* DIRECTIVE *
Retype every entry exactly, character for character.

* RAW RECORDS *

○ ○ ○ ○ ○

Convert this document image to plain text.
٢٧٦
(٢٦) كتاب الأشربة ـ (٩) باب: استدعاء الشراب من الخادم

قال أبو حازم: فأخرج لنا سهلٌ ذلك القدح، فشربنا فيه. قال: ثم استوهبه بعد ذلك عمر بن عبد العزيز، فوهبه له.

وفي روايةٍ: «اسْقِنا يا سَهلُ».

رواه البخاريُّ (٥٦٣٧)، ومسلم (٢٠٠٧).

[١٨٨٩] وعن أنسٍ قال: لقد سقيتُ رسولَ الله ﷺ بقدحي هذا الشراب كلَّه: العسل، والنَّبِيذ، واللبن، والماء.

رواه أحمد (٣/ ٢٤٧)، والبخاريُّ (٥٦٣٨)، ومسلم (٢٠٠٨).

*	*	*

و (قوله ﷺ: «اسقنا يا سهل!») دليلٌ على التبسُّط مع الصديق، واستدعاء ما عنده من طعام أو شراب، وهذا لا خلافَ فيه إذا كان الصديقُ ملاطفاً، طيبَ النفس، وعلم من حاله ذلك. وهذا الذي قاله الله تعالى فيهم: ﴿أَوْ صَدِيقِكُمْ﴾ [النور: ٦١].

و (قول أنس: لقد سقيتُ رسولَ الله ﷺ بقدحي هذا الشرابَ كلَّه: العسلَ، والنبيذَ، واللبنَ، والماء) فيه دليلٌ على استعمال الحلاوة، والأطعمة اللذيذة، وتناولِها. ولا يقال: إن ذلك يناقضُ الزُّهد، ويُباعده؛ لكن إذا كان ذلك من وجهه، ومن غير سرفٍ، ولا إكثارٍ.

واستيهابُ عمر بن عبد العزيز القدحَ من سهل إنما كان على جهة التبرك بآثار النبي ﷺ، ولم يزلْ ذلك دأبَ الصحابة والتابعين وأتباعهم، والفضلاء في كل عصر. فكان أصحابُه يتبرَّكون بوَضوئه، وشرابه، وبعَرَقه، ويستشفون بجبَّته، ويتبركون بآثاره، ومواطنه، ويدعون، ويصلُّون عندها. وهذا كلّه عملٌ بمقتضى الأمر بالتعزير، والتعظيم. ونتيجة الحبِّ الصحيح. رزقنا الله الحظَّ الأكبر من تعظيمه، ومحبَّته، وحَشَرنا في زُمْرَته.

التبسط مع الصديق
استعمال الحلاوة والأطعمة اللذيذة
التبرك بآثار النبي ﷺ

○ ○ ○ ○ ○

* THE REPLY *
Convert this document image to plain text.
٢٧٦
(٢٦) كتاب الأشربة ـ (٩) باب: استدعاء الشراب من الخادم

قال أبو حازم: فأخرج لنا سهلٌ ذلك القدح، فشربنا فيه. قال: ثم استوهبه بعد ذلك عمر بن عبد العزيز، فوهبه له.

وفي روايةٍ: «اسْقِنا يا سَهلُ».

رواه البخاريُّ (٥٦٣٧)، ومسلم (٢٠٠٧).

[١٨٨٩] وعن أنسٍ قال: لقد سقيتُ رسولَ الله ﷺ بقدحي هذا الشراب كلَّه: العسل، والنَّبِيذ، واللبن، والماء.

رواه أحمد (٣/ ٢٤٧)، والبخاريُّ (٥٦٣٨)، ومسلم (٢٠٠٨).

*	*	*

و (قوله ﷺ: «اسقنا يا سهل!») دليلٌ على التبسُّط مع الصديق، واستدعاء ما عنده من طعام أو شراب، وهذا لا خلافَ فيه إذا كان الصديقُ ملاطفاً، طيبَ النفس، وعلم من حاله ذلك. وهذا الذي قاله الله تعالى فيهم: ﴿أَوْ صَدِيقِكُمْ﴾ [النور: ٦١].

و (قول أنس: لقد سقيتُ رسولَ الله ﷺ بقدحي هذا الشرابَ كلَّه: العسلَ، والنبيذَ، واللبنَ، والماء) فيه دليلٌ على استعمال الحلاوة، والأطعمة اللذيذة، وتناولِها. ولا يقال: إن ذلك يناقضُ الزُّهد، ويُباعده؛ لكن إذا كان ذلك من وجهه، ومن غير سرفٍ، ولا إكثارٍ.

واستيهابُ عمر بن عبد العزيز القدحَ من سهل إنما كان على جهة التبرك بآثار النبي ﷺ، ولم يزلْ ذلك دأبَ الصحابة والتابعين وأتباعهم، والفضلاء في كل عصر. فكان أصحابُه يتبرَّكون بوَضوئه، وشرابه، وبعَرَقه، ويستشفون بجبَّته، ويتبركون بآثاره، ومواطنه، ويدعون، ويصلُّون عندها. وهذا كلّه عملٌ بمقتضى الأمر بالتعزير، والتعظيم. ونتيجة الحبِّ الصحيح. رزقنا الله الحظَّ الأكبر من تعظيمه، ومحبَّته، وحَشَرنا في زُمْرَته.

التبسط مع الصديق
استعمال الحلاوة والأطعمة اللذيذة
التبرك بآثار النبي ﷺ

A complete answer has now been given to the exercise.